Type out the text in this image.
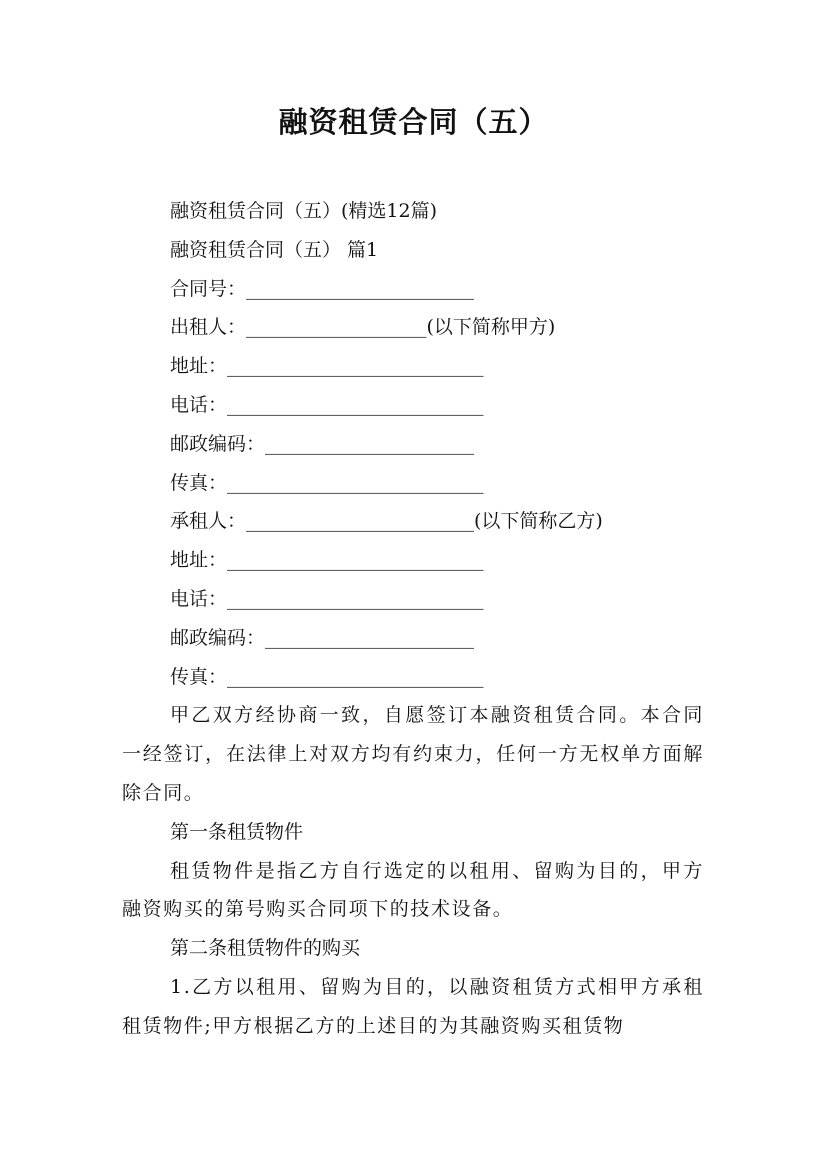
融资租赁合同（五）

融资租赁合同（五）(精选12篇)

融资租赁合同（五） 篇1

合同号：________________________

出租人：___________________(以下简称甲方)

地址：___________________________

电话：___________________________

邮政编码：______________________

传真：___________________________

承租人：________________________(以下简称乙方)

地址：___________________________

电话：___________________________

邮政编码：______________________

传真：___________________________

甲乙双方经协商一致，自愿签订本融资租赁合同。本合同一经签订，在法律上对双方均有约束力，任何一方无权单方面解除合同。

第一条租赁物件

租赁物件是指乙方自行选定的以租用、留购为目的，甲方融资购买的第号购买合同项下的技术设备。

第二条租赁物件的购买

1.乙方以租用、留购为目的，以融资租赁方式相甲方承租租赁物件;甲方根据乙方的上述目的为其融资购买租赁物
++++
*Exercise goal*: Restate the whole of the material word for word without the pictures.

*Correct output*:
Type out the text in this image.
融资租赁合同（五）

融资租赁合同（五）(精选12篇)

融资租赁合同（五） 篇1

合同号：________________________

出租人：___________________(以下简称甲方)

地址：___________________________

电话：___________________________

邮政编码：______________________

传真：___________________________

承租人：________________________(以下简称乙方)

地址：___________________________

电话：___________________________

邮政编码：______________________

传真：___________________________

甲乙双方经协商一致，自愿签订本融资租赁合同。本合同一经签订，在法律上对双方均有约束力，任何一方无权单方面解除合同。

第一条租赁物件

租赁物件是指乙方自行选定的以租用、留购为目的，甲方融资购买的第号购买合同项下的技术设备。

第二条租赁物件的购买

1.乙方以租用、留购为目的，以融资租赁方式相甲方承租租赁物件;甲方根据乙方的上述目的为其融资购买租赁物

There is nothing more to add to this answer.